What to work on: All the data should come back exactly as it was given.

## start Extracted information

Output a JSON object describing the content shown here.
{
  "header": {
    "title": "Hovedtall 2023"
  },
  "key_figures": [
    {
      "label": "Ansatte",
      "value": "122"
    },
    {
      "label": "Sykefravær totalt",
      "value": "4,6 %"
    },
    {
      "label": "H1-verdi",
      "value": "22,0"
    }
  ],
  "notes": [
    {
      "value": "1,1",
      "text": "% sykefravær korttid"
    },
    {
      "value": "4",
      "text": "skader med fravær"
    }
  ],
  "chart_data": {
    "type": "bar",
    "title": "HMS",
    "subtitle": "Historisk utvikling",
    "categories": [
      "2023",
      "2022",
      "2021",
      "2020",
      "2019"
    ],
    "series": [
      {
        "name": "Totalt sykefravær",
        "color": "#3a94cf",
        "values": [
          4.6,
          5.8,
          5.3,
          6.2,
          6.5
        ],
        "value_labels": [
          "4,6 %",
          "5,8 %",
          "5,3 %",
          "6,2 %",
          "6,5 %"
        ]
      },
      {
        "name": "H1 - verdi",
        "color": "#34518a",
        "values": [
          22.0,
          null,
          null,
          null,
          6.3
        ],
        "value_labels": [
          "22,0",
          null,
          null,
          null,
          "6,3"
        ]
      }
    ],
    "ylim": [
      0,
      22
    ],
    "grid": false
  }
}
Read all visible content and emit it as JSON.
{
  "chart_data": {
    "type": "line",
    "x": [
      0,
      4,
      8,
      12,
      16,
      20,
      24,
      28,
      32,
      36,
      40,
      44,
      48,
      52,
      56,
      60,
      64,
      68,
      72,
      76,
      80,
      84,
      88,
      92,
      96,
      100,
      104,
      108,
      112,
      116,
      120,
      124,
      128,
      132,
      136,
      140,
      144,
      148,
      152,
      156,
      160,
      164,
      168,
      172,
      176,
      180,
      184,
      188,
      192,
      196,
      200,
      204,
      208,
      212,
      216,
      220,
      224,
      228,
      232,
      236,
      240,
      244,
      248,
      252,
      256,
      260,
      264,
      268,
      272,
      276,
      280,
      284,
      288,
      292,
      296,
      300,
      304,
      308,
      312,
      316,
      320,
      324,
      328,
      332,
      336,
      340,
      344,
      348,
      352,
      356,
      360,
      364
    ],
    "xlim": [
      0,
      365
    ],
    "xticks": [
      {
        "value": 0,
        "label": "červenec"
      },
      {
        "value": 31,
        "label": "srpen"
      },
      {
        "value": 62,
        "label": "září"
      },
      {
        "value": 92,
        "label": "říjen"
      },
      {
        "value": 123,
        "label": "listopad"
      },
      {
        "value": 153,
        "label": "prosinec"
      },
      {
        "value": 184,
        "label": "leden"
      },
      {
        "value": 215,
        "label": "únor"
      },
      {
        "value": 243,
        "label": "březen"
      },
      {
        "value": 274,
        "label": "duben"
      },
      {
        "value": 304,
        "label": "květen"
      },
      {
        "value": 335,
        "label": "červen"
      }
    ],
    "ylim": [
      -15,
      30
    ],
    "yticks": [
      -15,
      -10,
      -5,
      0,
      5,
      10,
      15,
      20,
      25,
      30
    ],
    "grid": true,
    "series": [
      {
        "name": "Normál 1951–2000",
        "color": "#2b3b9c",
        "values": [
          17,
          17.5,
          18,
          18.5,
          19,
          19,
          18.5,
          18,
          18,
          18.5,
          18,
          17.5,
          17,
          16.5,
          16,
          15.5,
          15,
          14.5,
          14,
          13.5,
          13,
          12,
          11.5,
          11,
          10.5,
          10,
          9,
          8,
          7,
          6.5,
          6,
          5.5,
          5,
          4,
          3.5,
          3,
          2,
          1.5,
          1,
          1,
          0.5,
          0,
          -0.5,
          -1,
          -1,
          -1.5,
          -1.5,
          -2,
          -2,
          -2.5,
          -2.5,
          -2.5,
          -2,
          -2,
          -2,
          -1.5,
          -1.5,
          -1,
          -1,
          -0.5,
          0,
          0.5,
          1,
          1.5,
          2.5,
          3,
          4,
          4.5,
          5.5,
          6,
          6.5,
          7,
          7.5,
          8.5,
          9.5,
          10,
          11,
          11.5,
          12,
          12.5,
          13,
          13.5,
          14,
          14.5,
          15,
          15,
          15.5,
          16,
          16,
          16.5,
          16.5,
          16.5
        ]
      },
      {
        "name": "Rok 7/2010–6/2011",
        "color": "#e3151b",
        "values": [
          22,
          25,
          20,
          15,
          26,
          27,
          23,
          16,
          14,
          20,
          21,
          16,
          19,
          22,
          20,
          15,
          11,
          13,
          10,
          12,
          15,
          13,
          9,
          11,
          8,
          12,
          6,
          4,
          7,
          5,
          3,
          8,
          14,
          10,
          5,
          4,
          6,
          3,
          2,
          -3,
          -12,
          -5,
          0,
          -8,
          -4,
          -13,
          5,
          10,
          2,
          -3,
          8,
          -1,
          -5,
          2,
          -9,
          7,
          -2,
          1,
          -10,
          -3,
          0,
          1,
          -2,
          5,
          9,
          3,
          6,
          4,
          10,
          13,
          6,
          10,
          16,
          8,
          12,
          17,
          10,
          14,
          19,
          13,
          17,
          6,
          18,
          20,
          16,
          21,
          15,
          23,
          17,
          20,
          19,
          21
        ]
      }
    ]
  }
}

## end Extracted information

Result:
Output a JSON object describing the content shown here.
{
  "header": {
    "title": "Hovedtall 2023"
  },
  "key_figures": [
    {
      "label": "Ansatte",
      "value": "122"
    },
    {
      "label": "Sykefravær totalt",
      "value": "4,6 %"
    },
    {
      "label": "H1-verdi",
      "value": "22,0"
    }
  ],
  "notes": [
    {
      "value": "1,1",
      "text": "% sykefravær korttid"
    },
    {
      "value": "4",
      "text": "skader med fravær"
    }
  ],
  "chart_data": {
    "type": "bar",
    "title": "HMS",
    "subtitle": "Historisk utvikling",
    "categories": [
      "2023",
      "2022",
      "2021",
      "2020",
      "2019"
    ],
    "series": [
      {
        "name": "Totalt sykefravær",
        "color": "#3a94cf",
        "values": [
          4.6,
          5.8,
          5.3,
          6.2,
          6.5
        ],
        "value_labels": [
          "4,6 %",
          "5,8 %",
          "5,3 %",
          "6,2 %",
          "6,5 %"
        ]
      },
      {
        "name": "H1 - verdi",
        "color": "#34518a",
        "values": [
          22.0,
          null,
          null,
          null,
          6.3
        ],
        "value_labels": [
          "22,0",
          null,
          null,
          null,
          "6,3"
        ]
      }
    ],
    "ylim": [
      0,
      22
    ],
    "grid": false
  }
}
Read all visible content and emit it as JSON.
{
  "chart_data": {
    "type": "line",
    "x": [
      0,
      4,
      8,
      12,
      16,
      20,
      24,
      28,
      32,
      36,
      40,
      44,
      48,
      52,
      56,
      60,
      64,
      68,
      72,
      76,
      80,
      84,
      88,
      92,
      96,
      100,
      104,
      108,
      112,
      116,
      120,
      124,
      128,
      132,
      136,
      140,
      144,
      148,
      152,
      156,
      160,
      164,
      168,
      172,
      176,
      180,
      184,
      188,
      192,
      196,
      200,
      204,
      208,
      212,
      216,
      220,
      224,
      228,
      232,
      236,
      240,
      244,
      248,
      252,
      256,
      260,
      264,
      268,
      272,
      276,
      280,
      284,
      288,
      292,
      296,
      300,
      304,
      308,
      312,
      316,
      320,
      324,
      328,
      332,
      336,
      340,
      344,
      348,
      352,
      356,
      360,
      364
    ],
    "xlim": [
      0,
      365
    ],
    "xticks": [
      {
        "value": 0,
        "label": "červenec"
      },
      {
        "value": 31,
        "label": "srpen"
      },
      {
        "value": 62,
        "label": "září"
      },
      {
        "value": 92,
        "label": "říjen"
      },
      {
        "value": 123,
        "label": "listopad"
      },
      {
        "value": 153,
        "label": "prosinec"
      },
      {
        "value": 184,
        "label": "leden"
      },
      {
        "value": 215,
        "label": "únor"
      },
      {
        "value": 243,
        "label": "březen"
      },
      {
        "value": 274,
        "label": "duben"
      },
      {
        "value": 304,
        "label": "květen"
      },
      {
        "value": 335,
        "label": "červen"
      }
    ],
    "ylim": [
      -15,
      30
    ],
    "yticks": [
      -15,
      -10,
      -5,
      0,
      5,
      10,
      15,
      20,
      25,
      30
    ],
    "grid": true,
    "series": [
      {
        "name": "Normál 1951–2000",
        "color": "#2b3b9c",
        "values": [
          17,
          17.5,
          18,
          18.5,
          19,
          19,
          18.5,
          18,
          18,
          18.5,
          18,
          17.5,
          17,
          16.5,
          16,
          15.5,
          15,
          14.5,
          14,
          13.5,
          13,
          12,
          11.5,
          11,
          10.5,
          10,
          9,
          8,
          7,
          6.5,
          6,
          5.5,
          5,
          4,
          3.5,
          3,
          2,
          1.5,
          1,
          1,
          0.5,
          0,
          -0.5,
          -1,
          -1,
          -1.5,
          -1.5,
          -2,
          -2,
          -2.5,
          -2.5,
          -2.5,
          -2,
          -2,
          -2,
          -1.5,
          -1.5,
          -1,
          -1,
          -0.5,
          0,
          0.5,
          1,
          1.5,
          2.5,
          3,
          4,
          4.5,
          5.5,
          6,
          6.5,
          7,
          7.5,
          8.5,
          9.5,
          10,
          11,
          11.5,
          12,
          12.5,
          13,
          13.5,
          14,
          14.5,
          15,
          15,
          15.5,
          16,
          16,
          16.5,
          16.5,
          16.5
        ]
      },
      {
        "name": "Rok 7/2010–6/2011",
        "color": "#e3151b",
        "values": [
          22,
          25,
          20,
          15,
          26,
          27,
          23,
          16,
          14,
          20,
          21,
          16,
          19,
          22,
          20,
          15,
          11,
          13,
          10,
          12,
          15,
          13,
          9,
          11,
          8,
          12,
          6,
          4,
          7,
          5,
          3,
          8,
          14,
          10,
          5,
          4,
          6,
          3,
          2,
          -3,
          -12,
          -5,
          0,
          -8,
          -4,
          -13,
          5,
          10,
          2,
          -3,
          8,
          -1,
          -5,
          2,
          -9,
          7,
          -2,
          1,
          -10,
          -3,
          0,
          1,
          -2,
          5,
          9,
          3,
          6,
          4,
          10,
          13,
          6,
          10,
          16,
          8,
          12,
          17,
          10,
          14,
          19,
          13,
          17,
          6,
          18,
          20,
          16,
          21,
          15,
          23,
          17,
          20,
          19,
          21
        ]
      }
    ]
  }
}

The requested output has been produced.